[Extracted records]
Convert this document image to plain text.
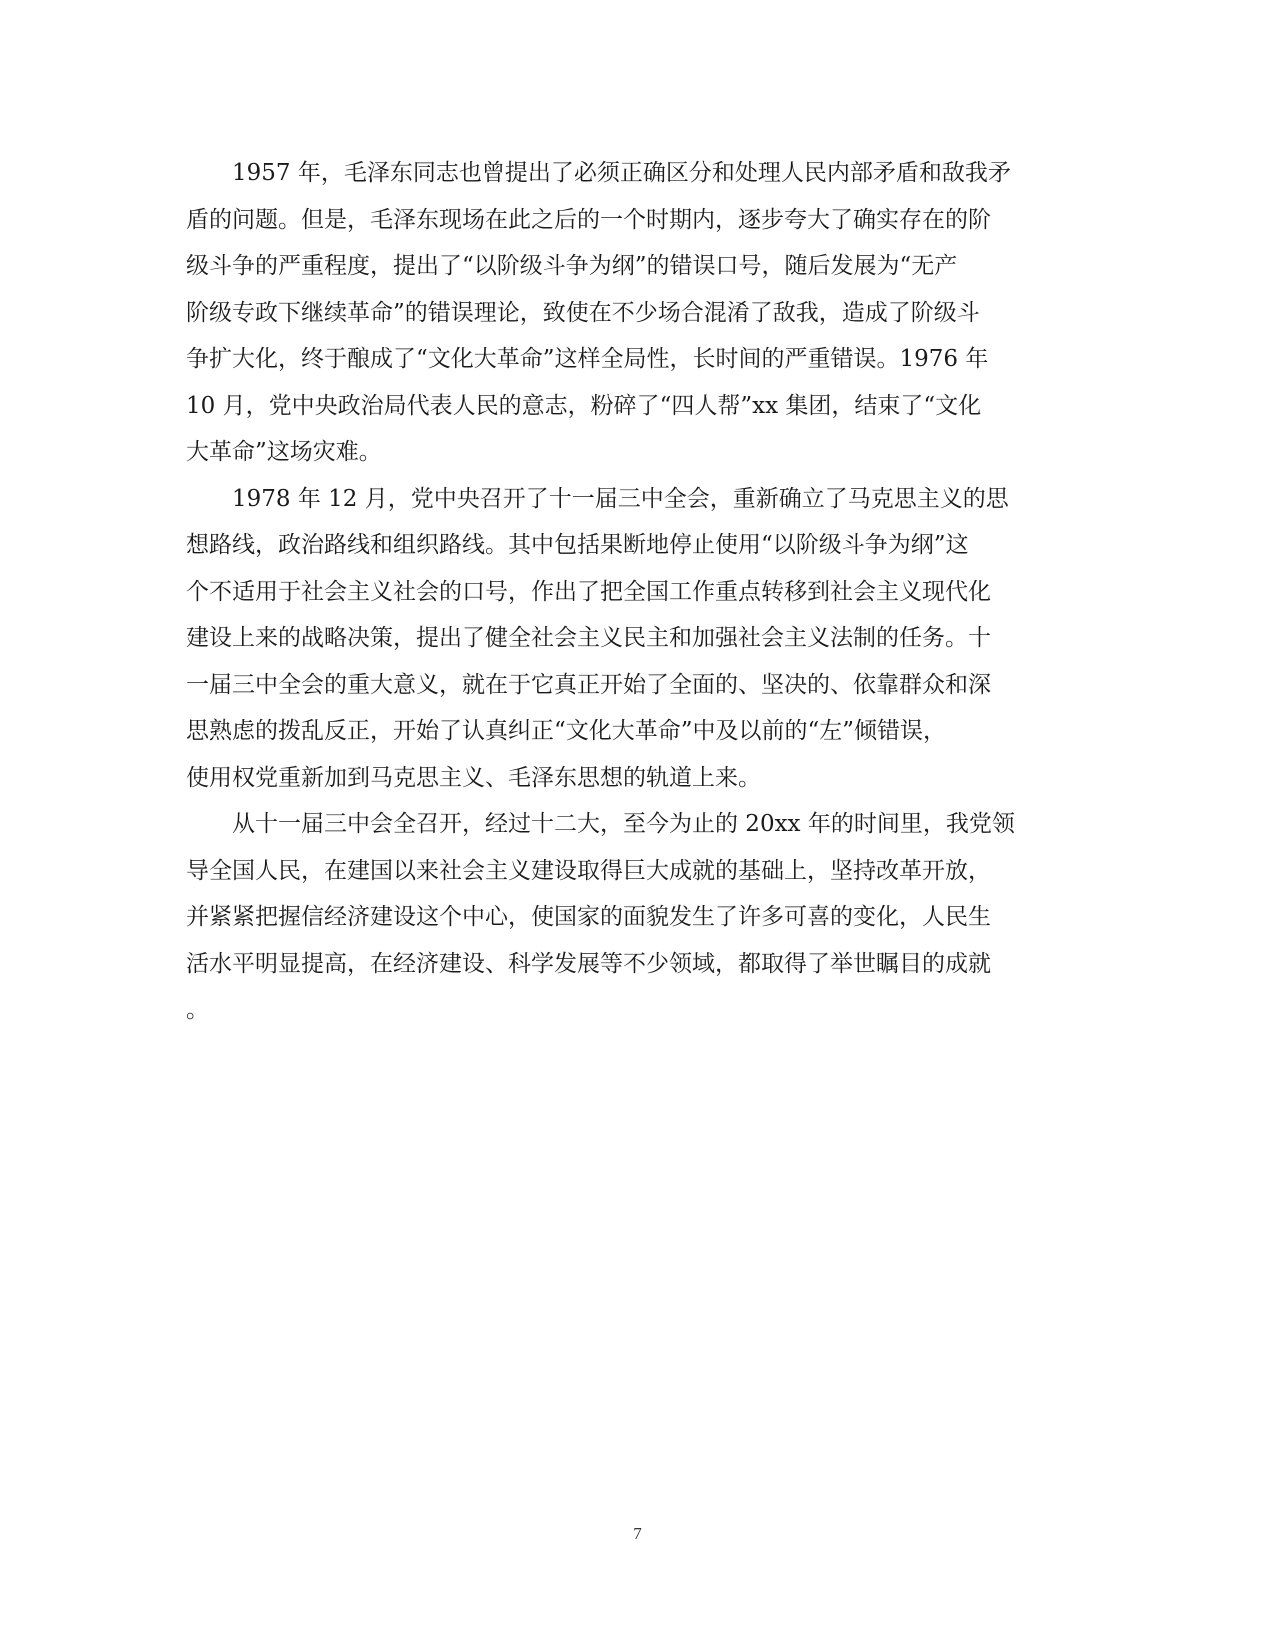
1957 年，毛泽东同志也曾提出了必须正确区分和处理人民内部矛盾和敌我矛
盾的问题。但是，毛泽东现场在此之后的一个时期内，逐步夸大了确实存在的阶
级斗争的严重程度，提出了“以阶级斗争为纲”的错误口号，随后发展为“无产
阶级专政下继续革命”的错误理论，致使在不少场合混淆了敌我，造成了阶级斗
争扩大化，终于酿成了“文化大革命”这样全局性，长时间的严重错误。1976 年
10 月，党中央政治局代表人民的意志，粉碎了“四人帮”xx 集团，结束了“文化
大革命”这场灾难。
1978 年 12 月，党中央召开了十一届三中全会，重新确立了马克思主义的思
想路线，政治路线和组织路线。其中包括果断地停止使用“以阶级斗争为纲”这
个不适用于社会主义社会的口号，作出了把全国工作重点转移到社会主义现代化
建设上来的战略决策，提出了健全社会主义民主和加强社会主义法制的任务。十
一届三中全会的重大意义，就在于它真正开始了全面的、坚决的、依靠群众和深
思熟虑的拨乱反正，开始了认真纠正“文化大革命”中及以前的“左”倾错误，
使用权党重新加到马克思主义、毛泽东思想的轨道上来。
从十一届三中会全召开，经过十二大，至今为止的 20xx 年的时间里，我党领
导全国人民，在建国以来社会主义建设取得巨大成就的基础上，坚持改革开放，
并紧紧把握信经济建设这个中心，使国家的面貌发生了许多可喜的变化，人民生
活水平明显提高，在经济建设、科学发展等不少领域，都取得了举世瞩目的成就
。
7
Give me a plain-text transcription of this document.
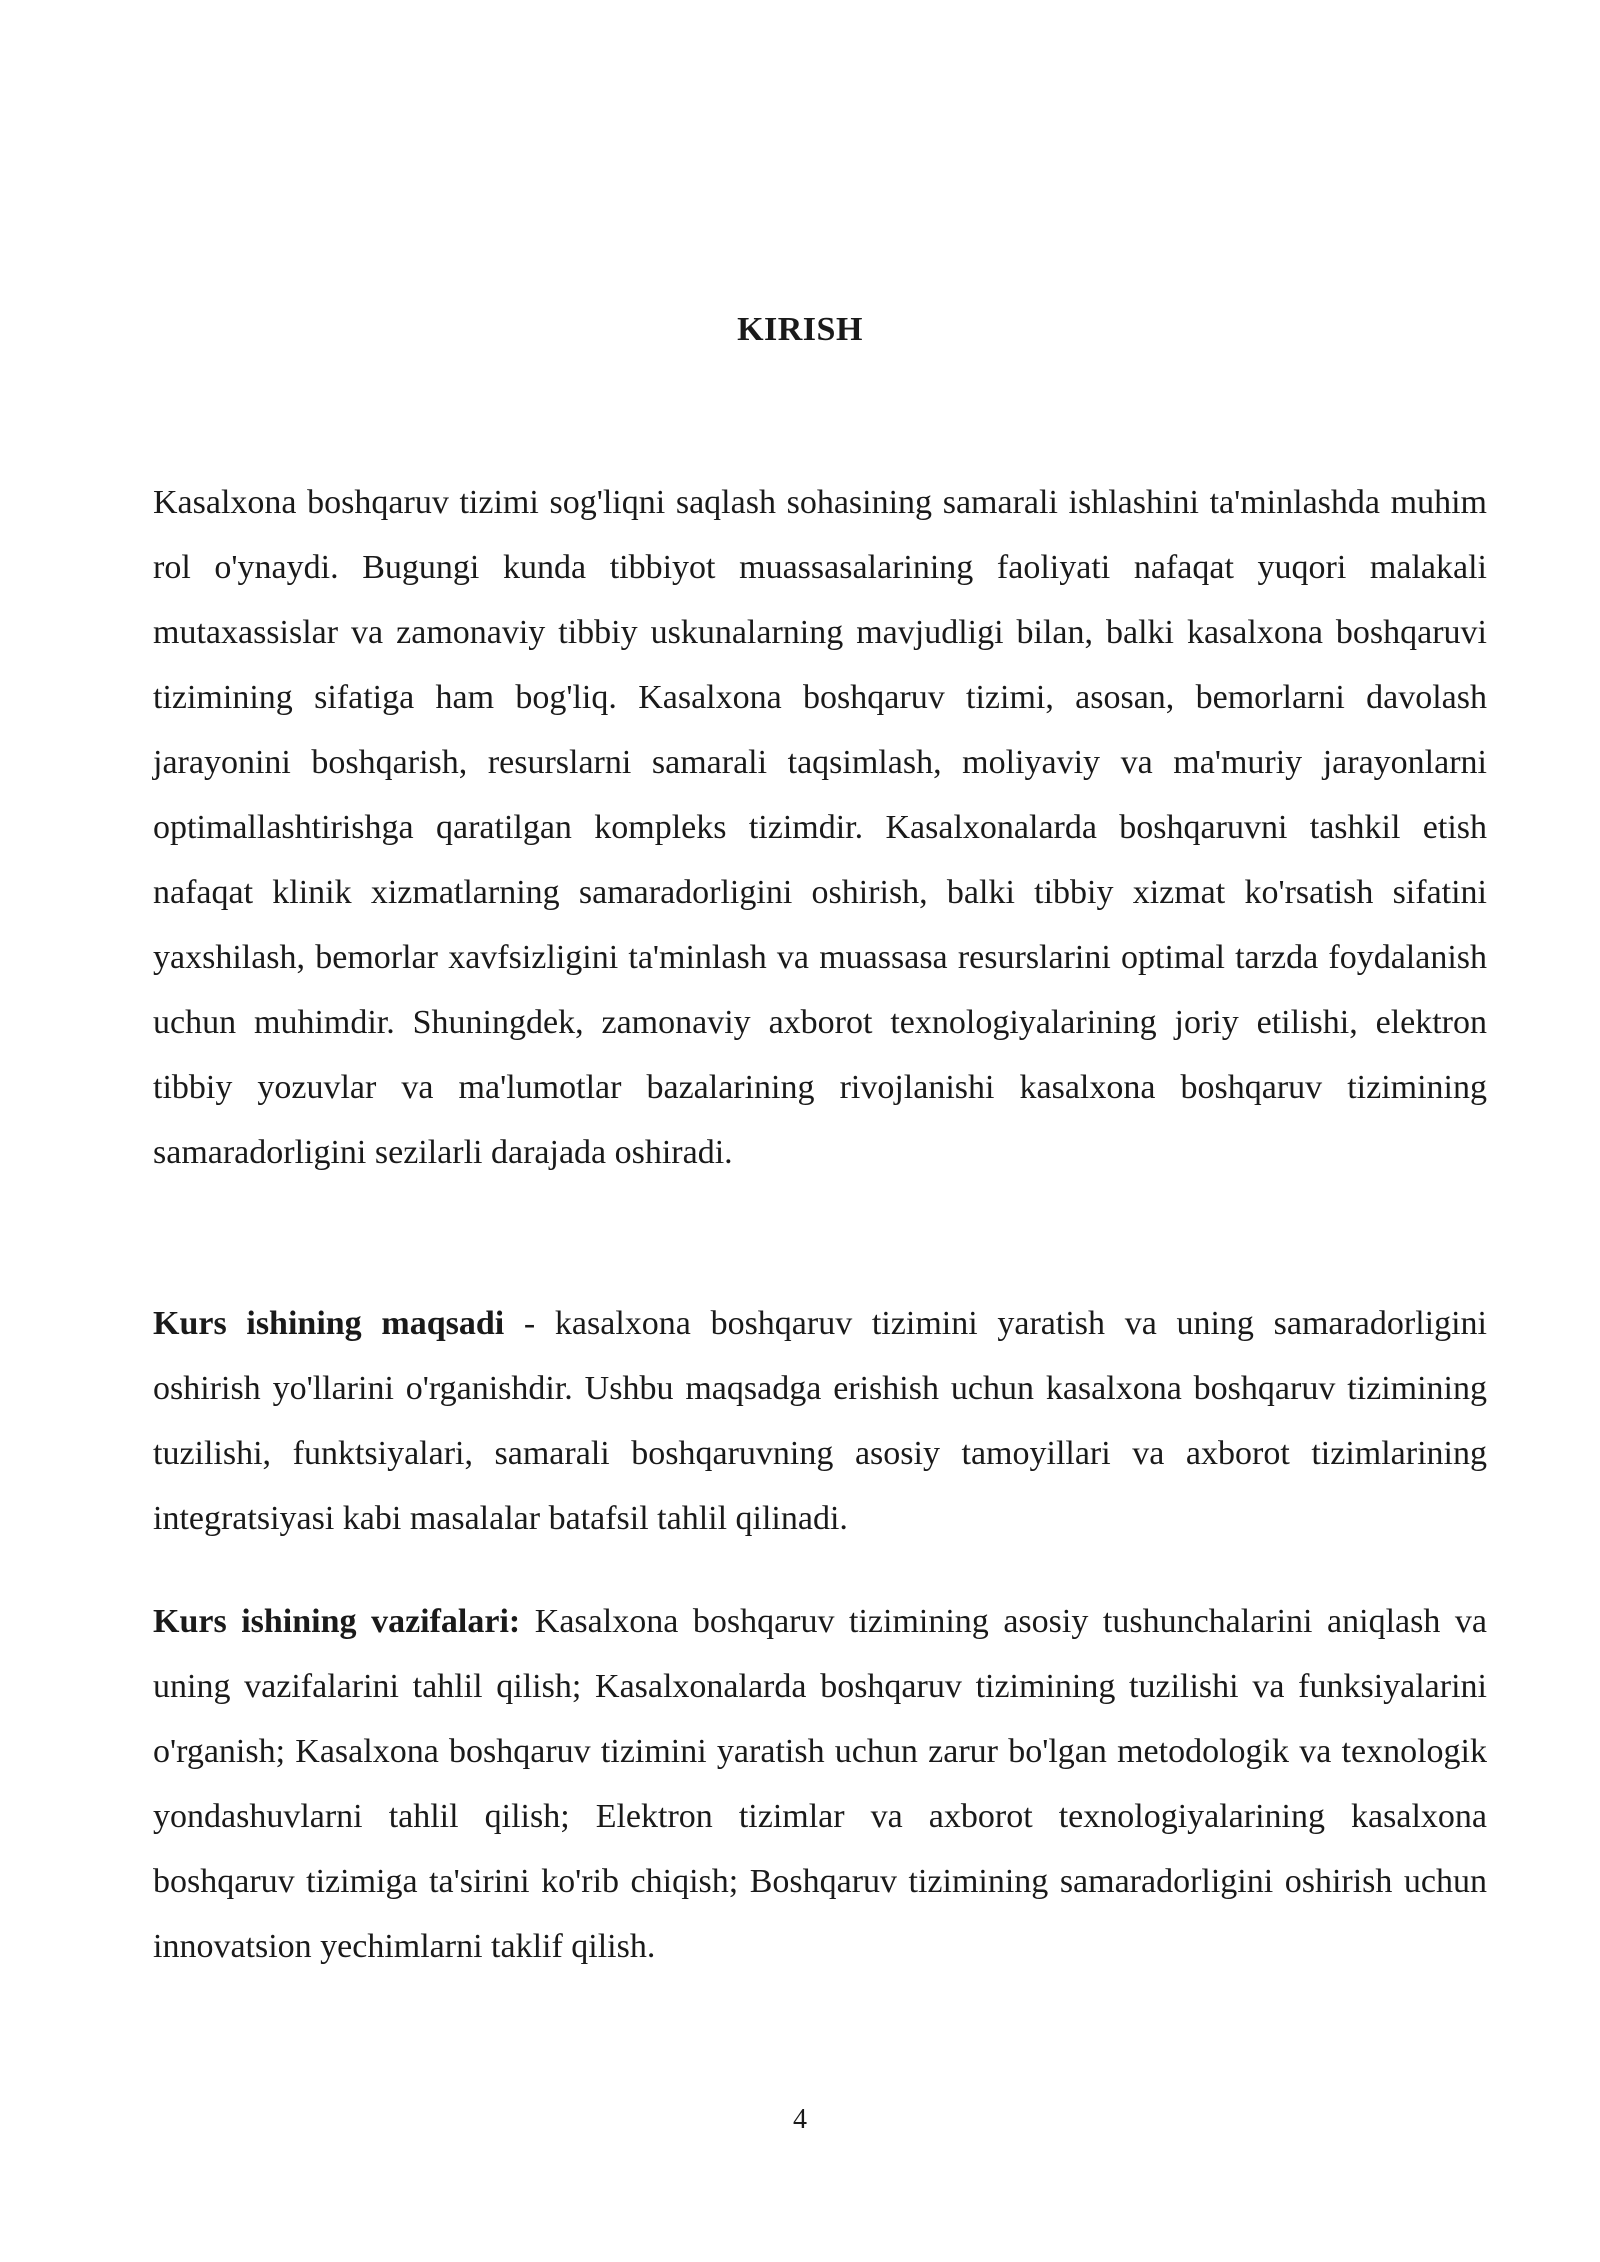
KIRISH

Kasalxona boshqaruv tizimi sog'liqni saqlash sohasining samarali ishlashini ta'minlashda muhim rol o'ynaydi. Bugungi kunda tibbiyot muassasalarining faoliyati nafaqat yuqori malakali mutaxassislar va zamonaviy tibbiy uskunalarning mavjudligi bilan, balki kasalxona boshqaruvi tizimining sifatiga ham bog'liq. Kasalxona boshqaruv tizimi, asosan, bemorlarni davolash jarayonini boshqarish, resurslarni samarali taqsimlash, moliyaviy va ma'muriy jarayonlarni optimallashtirishga qaratilgan kompleks tizimdir. Kasalxonalarda boshqaruvni tashkil etish nafaqat klinik xizmatlarning samaradorligini oshirish, balki tibbiy xizmat ko'rsatish sifatini yaxshilash, bemorlar xavfsizligini ta'minlash va muassasa resurslarini optimal tarzda foydalanish uchun muhimdir. Shuningdek, zamonaviy axborot texnologiyalarining joriy etilishi, elektron tibbiy yozuvlar va ma'lumotlar bazalarining rivojlanishi kasalxona boshqaruv tizimining samaradorligini sezilarli darajada oshiradi.

Kurs ishining maqsadi - kasalxona boshqaruv tizimini yaratish va uning samaradorligini oshirish yo'llarini o'rganishdir. Ushbu maqsadga erishish uchun kasalxona boshqaruv tizimining tuzilishi, funktsiyalari, samarali boshqaruvning asosiy tamoyillari va axborot tizimlarining integratsiyasi kabi masalalar batafsil tahlil qilinadi.

Kurs ishining vazifalari: Kasalxona boshqaruv tizimining asosiy tushunchalarini aniqlash va uning vazifalarini tahlil qilish; Kasalxonalarda boshqaruv tizimining tuzilishi va funksiyalarini o'rganish; Kasalxona boshqaruv tizimini yaratish uchun zarur bo'lgan metodologik va texnologik yondashuvlarni tahlil qilish; Elektron tizimlar va axborot texnologiyalarining kasalxona boshqaruv tizimiga ta'sirini ko'rib chiqish; Boshqaruv tizimining samaradorligini oshirish uchun innovatsion yechimlarni taklif qilish.

4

*Aim*. Drop the images and quote the entries word for word.

*Finished exercise*.
Convert this document image to plain text.
1957 年，毛泽东同志也曾提出了必须正确区分和处理人民内部矛盾和敌我矛
盾的问题。但是，毛泽东现场在此之后的一个时期内，逐步夸大了确实存在的阶
级斗争的严重程度，提出了“以阶级斗争为纲”的错误口号，随后发展为“无产
阶级专政下继续革命”的错误理论，致使在不少场合混淆了敌我，造成了阶级斗
争扩大化，终于酿成了“文化大革命”这样全局性，长时间的严重错误。1976 年
10 月，党中央政治局代表人民的意志，粉碎了“四人帮”xx 集团，结束了“文化
大革命”这场灾难。
1978 年 12 月，党中央召开了十一届三中全会，重新确立了马克思主义的思
想路线，政治路线和组织路线。其中包括果断地停止使用“以阶级斗争为纲”这
个不适用于社会主义社会的口号，作出了把全国工作重点转移到社会主义现代化
建设上来的战略决策，提出了健全社会主义民主和加强社会主义法制的任务。十
一届三中全会的重大意义，就在于它真正开始了全面的、坚决的、依靠群众和深
思熟虑的拨乱反正，开始了认真纠正“文化大革命”中及以前的“左”倾错误，
使用权党重新加到马克思主义、毛泽东思想的轨道上来。
从十一届三中会全召开，经过十二大，至今为止的 20xx 年的时间里，我党领
导全国人民，在建国以来社会主义建设取得巨大成就的基础上，坚持改革开放，
并紧紧把握信经济建设这个中心，使国家的面貌发生了许多可喜的变化，人民生
活水平明显提高，在经济建设、科学发展等不少领域，都取得了举世瞩目的成就
。
7
Give me a plain-text transcription of this document.
KIRISH

Kasalxona boshqaruv tizimi sog'liqni saqlash sohasining samarali ishlashini ta'minlashda muhim rol o'ynaydi. Bugungi kunda tibbiyot muassasalarining faoliyati nafaqat yuqori malakali mutaxassislar va zamonaviy tibbiy uskunalarning mavjudligi bilan, balki kasalxona boshqaruvi tizimining sifatiga ham bog'liq. Kasalxona boshqaruv tizimi, asosan, bemorlarni davolash jarayonini boshqarish, resurslarni samarali taqsimlash, moliyaviy va ma'muriy jarayonlarni optimallashtirishga qaratilgan kompleks tizimdir. Kasalxonalarda boshqaruvni tashkil etish nafaqat klinik xizmatlarning samaradorligini oshirish, balki tibbiy xizmat ko'rsatish sifatini yaxshilash, bemorlar xavfsizligini ta'minlash va muassasa resurslarini optimal tarzda foydalanish uchun muhimdir. Shuningdek, zamonaviy axborot texnologiyalarining joriy etilishi, elektron tibbiy yozuvlar va ma'lumotlar bazalarining rivojlanishi kasalxona boshqaruv tizimining samaradorligini sezilarli darajada oshiradi.

Kurs ishining maqsadi - kasalxona boshqaruv tizimini yaratish va uning samaradorligini oshirish yo'llarini o'rganishdir. Ushbu maqsadga erishish uchun kasalxona boshqaruv tizimining tuzilishi, funktsiyalari, samarali boshqaruvning asosiy tamoyillari va axborot tizimlarining integratsiyasi kabi masalalar batafsil tahlil qilinadi.

Kurs ishining vazifalari: Kasalxona boshqaruv tizimining asosiy tushunchalarini aniqlash va uning vazifalarini tahlil qilish; Kasalxonalarda boshqaruv tizimining tuzilishi va funksiyalarini o'rganish; Kasalxona boshqaruv tizimini yaratish uchun zarur bo'lgan metodologik va texnologik yondashuvlarni tahlil qilish; Elektron tizimlar va axborot texnologiyalarining kasalxona boshqaruv tizimiga ta'sirini ko'rib chiqish; Boshqaruv tizimining samaradorligini oshirish uchun innovatsion yechimlarni taklif qilish.

4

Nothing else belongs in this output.